**Input:**
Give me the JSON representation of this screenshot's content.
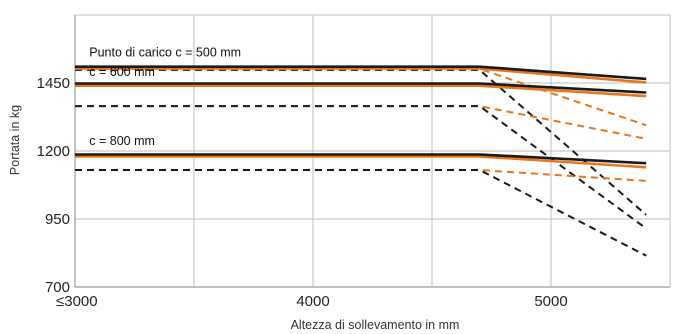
{
  "chart_data": {
    "type": "line",
    "title": "",
    "xlabel": "Altezza di sollevamento in mm",
    "ylabel": "Portata in kg",
    "xlim": [
      3000,
      5500
    ],
    "ylim": [
      700,
      1700
    ],
    "x_ticks": [
      3000,
      4000,
      5000
    ],
    "x_tick_labels": [
      "≤3000",
      "4000",
      "5000"
    ],
    "y_ticks": [
      700,
      950,
      1200,
      1450
    ],
    "y_tick_labels": [
      "700",
      "950",
      "1200",
      "1450"
    ],
    "x_gridlines": [
      3000,
      3500,
      4000,
      4500,
      5000,
      5500
    ],
    "y_gridlines": [
      700,
      950,
      1200,
      1450,
      1700
    ],
    "grid": true,
    "annotations": [
      {
        "text": "Punto di carico c = 500 mm",
        "x": 3060,
        "y": 1547
      },
      {
        "text": "c = 600 mm",
        "x": 3060,
        "y": 1475
      },
      {
        "text": "c = 800 mm",
        "x": 3060,
        "y": 1222
      }
    ],
    "series": [
      {
        "color": "#1a1a1a",
        "style": "solid",
        "x": [
          3000,
          4700,
          5400
        ],
        "y": [
          1510,
          1510,
          1465
        ]
      },
      {
        "color": "#e8761e",
        "style": "solid",
        "x": [
          3000,
          4700,
          5400
        ],
        "y": [
          1503,
          1503,
          1452
        ]
      },
      {
        "color": "#e8761e",
        "style": "dashed",
        "x": [
          3000,
          4700,
          5400
        ],
        "y": [
          1502,
          1502,
          1295
        ]
      },
      {
        "color": "#1a1a1a",
        "style": "dashed",
        "x": [
          3000,
          4700,
          5400
        ],
        "y": [
          1498,
          1498,
          965
        ]
      },
      {
        "color": "#1a1a1a",
        "style": "solid",
        "x": [
          3000,
          4700,
          5400
        ],
        "y": [
          1448,
          1448,
          1415
        ]
      },
      {
        "color": "#e8761e",
        "style": "solid",
        "x": [
          3000,
          4700,
          5400
        ],
        "y": [
          1440,
          1440,
          1402
        ]
      },
      {
        "color": "#e8761e",
        "style": "dashed",
        "x": [
          3000,
          4700,
          5400
        ],
        "y": [
          1365,
          1365,
          1245
        ]
      },
      {
        "color": "#1a1a1a",
        "style": "dashed",
        "x": [
          3000,
          4700,
          5400
        ],
        "y": [
          1365,
          1365,
          915
        ]
      },
      {
        "color": "#1a1a1a",
        "style": "solid",
        "x": [
          3000,
          4700,
          5400
        ],
        "y": [
          1187,
          1187,
          1155
        ]
      },
      {
        "color": "#e8761e",
        "style": "solid",
        "x": [
          3000,
          4700,
          5400
        ],
        "y": [
          1180,
          1180,
          1140
        ]
      },
      {
        "color": "#e8761e",
        "style": "dashed",
        "x": [
          3000,
          4700,
          5400
        ],
        "y": [
          1130,
          1130,
          1090
        ]
      },
      {
        "color": "#1a1a1a",
        "style": "dashed",
        "x": [
          3000,
          4700,
          5400
        ],
        "y": [
          1130,
          1130,
          815
        ]
      }
    ]
  }
}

**Your goal:** Skip the pictures and transcribe the rest of the records exactly.

**Result for this task:**
Give me the JSON representation of this screenshot's content.
{
  "chart_data": {
    "type": "line",
    "title": "",
    "xlabel": "Altezza di sollevamento in mm",
    "ylabel": "Portata in kg",
    "xlim": [
      3000,
      5500
    ],
    "ylim": [
      700,
      1700
    ],
    "x_ticks": [
      3000,
      4000,
      5000
    ],
    "x_tick_labels": [
      "≤3000",
      "4000",
      "5000"
    ],
    "y_ticks": [
      700,
      950,
      1200,
      1450
    ],
    "y_tick_labels": [
      "700",
      "950",
      "1200",
      "1450"
    ],
    "x_gridlines": [
      3000,
      3500,
      4000,
      4500,
      5000,
      5500
    ],
    "y_gridlines": [
      700,
      950,
      1200,
      1450,
      1700
    ],
    "grid": true,
    "annotations": [
      {
        "text": "Punto di carico c = 500 mm",
        "x": 3060,
        "y": 1547
      },
      {
        "text": "c = 600 mm",
        "x": 3060,
        "y": 1475
      },
      {
        "text": "c = 800 mm",
        "x": 3060,
        "y": 1222
      }
    ],
    "series": [
      {
        "color": "#1a1a1a",
        "style": "solid",
        "x": [
          3000,
          4700,
          5400
        ],
        "y": [
          1510,
          1510,
          1465
        ]
      },
      {
        "color": "#e8761e",
        "style": "solid",
        "x": [
          3000,
          4700,
          5400
        ],
        "y": [
          1503,
          1503,
          1452
        ]
      },
      {
        "color": "#e8761e",
        "style": "dashed",
        "x": [
          3000,
          4700,
          5400
        ],
        "y": [
          1502,
          1502,
          1295
        ]
      },
      {
        "color": "#1a1a1a",
        "style": "dashed",
        "x": [
          3000,
          4700,
          5400
        ],
        "y": [
          1498,
          1498,
          965
        ]
      },
      {
        "color": "#1a1a1a",
        "style": "solid",
        "x": [
          3000,
          4700,
          5400
        ],
        "y": [
          1448,
          1448,
          1415
        ]
      },
      {
        "color": "#e8761e",
        "style": "solid",
        "x": [
          3000,
          4700,
          5400
        ],
        "y": [
          1440,
          1440,
          1402
        ]
      },
      {
        "color": "#e8761e",
        "style": "dashed",
        "x": [
          3000,
          4700,
          5400
        ],
        "y": [
          1365,
          1365,
          1245
        ]
      },
      {
        "color": "#1a1a1a",
        "style": "dashed",
        "x": [
          3000,
          4700,
          5400
        ],
        "y": [
          1365,
          1365,
          915
        ]
      },
      {
        "color": "#1a1a1a",
        "style": "solid",
        "x": [
          3000,
          4700,
          5400
        ],
        "y": [
          1187,
          1187,
          1155
        ]
      },
      {
        "color": "#e8761e",
        "style": "solid",
        "x": [
          3000,
          4700,
          5400
        ],
        "y": [
          1180,
          1180,
          1140
        ]
      },
      {
        "color": "#e8761e",
        "style": "dashed",
        "x": [
          3000,
          4700,
          5400
        ],
        "y": [
          1130,
          1130,
          1090
        ]
      },
      {
        "color": "#1a1a1a",
        "style": "dashed",
        "x": [
          3000,
          4700,
          5400
        ],
        "y": [
          1130,
          1130,
          815
        ]
      }
    ]
  }
}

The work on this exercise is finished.